Every line from the one with "Give me a plain-text" through the end of the entries below should be written out exactly; the pictures should not.

* Start *

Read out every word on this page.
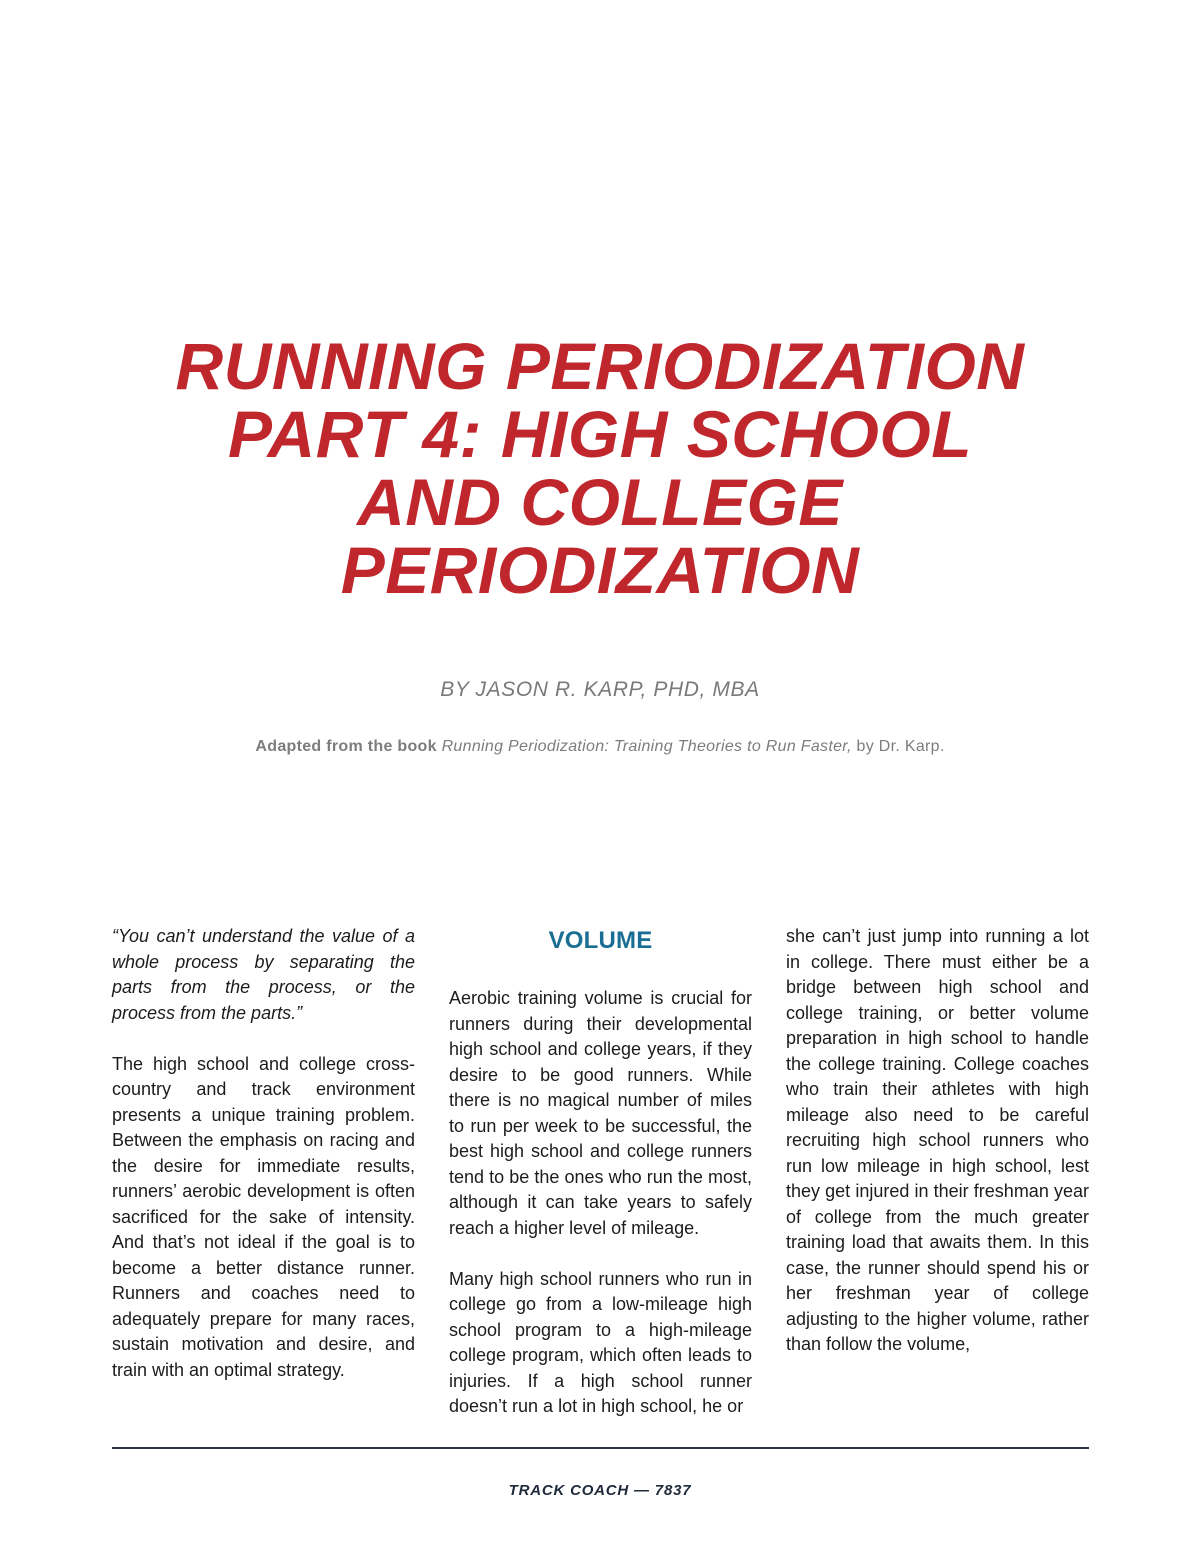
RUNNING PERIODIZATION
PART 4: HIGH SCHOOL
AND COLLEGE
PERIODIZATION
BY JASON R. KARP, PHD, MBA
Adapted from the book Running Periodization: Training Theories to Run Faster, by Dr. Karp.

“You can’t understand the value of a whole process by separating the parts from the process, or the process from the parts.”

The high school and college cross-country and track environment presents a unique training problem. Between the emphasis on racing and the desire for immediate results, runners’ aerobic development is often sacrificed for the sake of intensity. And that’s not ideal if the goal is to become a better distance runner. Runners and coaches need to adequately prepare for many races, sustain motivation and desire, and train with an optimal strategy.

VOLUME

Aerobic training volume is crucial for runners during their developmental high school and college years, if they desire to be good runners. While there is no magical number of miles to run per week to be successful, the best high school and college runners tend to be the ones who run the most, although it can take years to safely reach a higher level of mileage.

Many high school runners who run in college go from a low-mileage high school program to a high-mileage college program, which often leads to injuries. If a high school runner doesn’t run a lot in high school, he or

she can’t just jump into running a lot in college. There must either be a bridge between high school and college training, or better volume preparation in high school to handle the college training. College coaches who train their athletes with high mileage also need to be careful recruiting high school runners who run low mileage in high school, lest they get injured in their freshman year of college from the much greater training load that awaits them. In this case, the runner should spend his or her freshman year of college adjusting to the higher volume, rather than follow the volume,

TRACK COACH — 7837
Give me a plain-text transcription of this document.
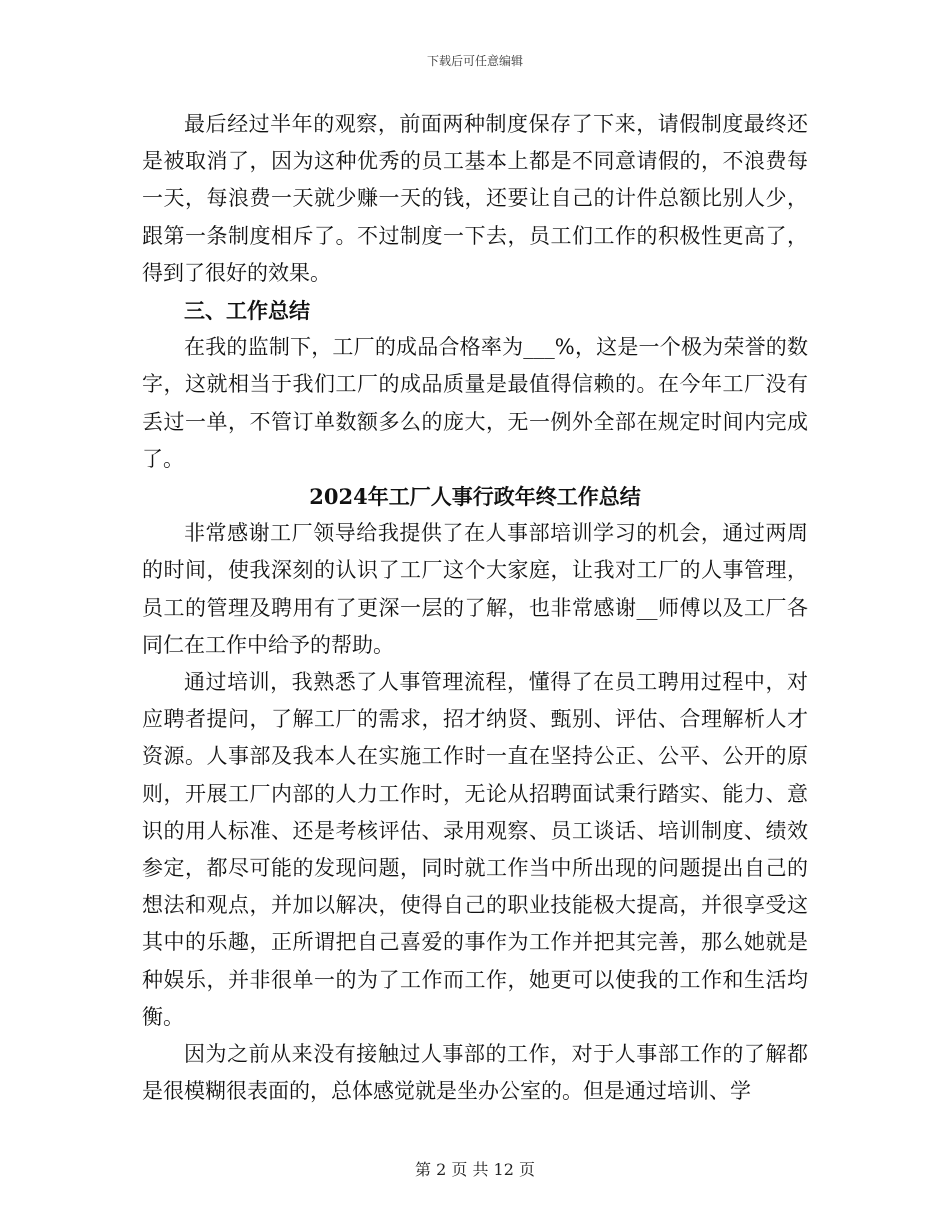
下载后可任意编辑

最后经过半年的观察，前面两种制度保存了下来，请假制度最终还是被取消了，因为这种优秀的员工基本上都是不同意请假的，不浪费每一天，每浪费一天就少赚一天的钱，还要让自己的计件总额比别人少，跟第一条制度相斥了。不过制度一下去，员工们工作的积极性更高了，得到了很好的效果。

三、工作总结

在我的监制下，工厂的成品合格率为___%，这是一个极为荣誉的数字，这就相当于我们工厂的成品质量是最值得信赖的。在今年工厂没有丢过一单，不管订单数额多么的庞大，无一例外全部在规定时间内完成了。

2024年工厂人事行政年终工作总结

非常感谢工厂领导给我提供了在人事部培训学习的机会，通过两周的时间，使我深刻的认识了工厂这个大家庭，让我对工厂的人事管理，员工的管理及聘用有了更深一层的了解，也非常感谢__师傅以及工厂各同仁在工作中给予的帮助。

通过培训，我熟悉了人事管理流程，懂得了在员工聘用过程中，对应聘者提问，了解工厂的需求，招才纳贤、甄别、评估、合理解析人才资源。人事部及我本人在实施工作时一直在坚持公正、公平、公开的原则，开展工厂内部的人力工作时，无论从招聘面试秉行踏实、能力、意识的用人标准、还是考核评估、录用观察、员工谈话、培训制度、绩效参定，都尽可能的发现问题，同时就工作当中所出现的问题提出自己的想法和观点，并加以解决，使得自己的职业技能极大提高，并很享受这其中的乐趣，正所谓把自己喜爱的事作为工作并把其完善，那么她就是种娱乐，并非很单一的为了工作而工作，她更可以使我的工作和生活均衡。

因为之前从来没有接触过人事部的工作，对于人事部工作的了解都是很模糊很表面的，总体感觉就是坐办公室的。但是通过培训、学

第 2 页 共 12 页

* End *

* _RESPONSE_:
Give me a plain-text transcription of this document.
下载后可任意编辑

最后经过半年的观察，前面两种制度保存了下来，请假制度最终还是被取消了，因为这种优秀的员工基本上都是不同意请假的，不浪费每一天，每浪费一天就少赚一天的钱，还要让自己的计件总额比别人少，跟第一条制度相斥了。不过制度一下去，员工们工作的积极性更高了，得到了很好的效果。

三、工作总结

在我的监制下，工厂的成品合格率为___%，这是一个极为荣誉的数字，这就相当于我们工厂的成品质量是最值得信赖的。在今年工厂没有丢过一单，不管订单数额多么的庞大，无一例外全部在规定时间内完成了。

2024年工厂人事行政年终工作总结

非常感谢工厂领导给我提供了在人事部培训学习的机会，通过两周的时间，使我深刻的认识了工厂这个大家庭，让我对工厂的人事管理，员工的管理及聘用有了更深一层的了解，也非常感谢__师傅以及工厂各同仁在工作中给予的帮助。

通过培训，我熟悉了人事管理流程，懂得了在员工聘用过程中，对应聘者提问，了解工厂的需求，招才纳贤、甄别、评估、合理解析人才资源。人事部及我本人在实施工作时一直在坚持公正、公平、公开的原则，开展工厂内部的人力工作时，无论从招聘面试秉行踏实、能力、意识的用人标准、还是考核评估、录用观察、员工谈话、培训制度、绩效参定，都尽可能的发现问题，同时就工作当中所出现的问题提出自己的想法和观点，并加以解决，使得自己的职业技能极大提高，并很享受这其中的乐趣，正所谓把自己喜爱的事作为工作并把其完善，那么她就是种娱乐，并非很单一的为了工作而工作，她更可以使我的工作和生活均衡。

因为之前从来没有接触过人事部的工作，对于人事部工作的了解都是很模糊很表面的，总体感觉就是坐办公室的。但是通过培训、学

第 2 页 共 12 页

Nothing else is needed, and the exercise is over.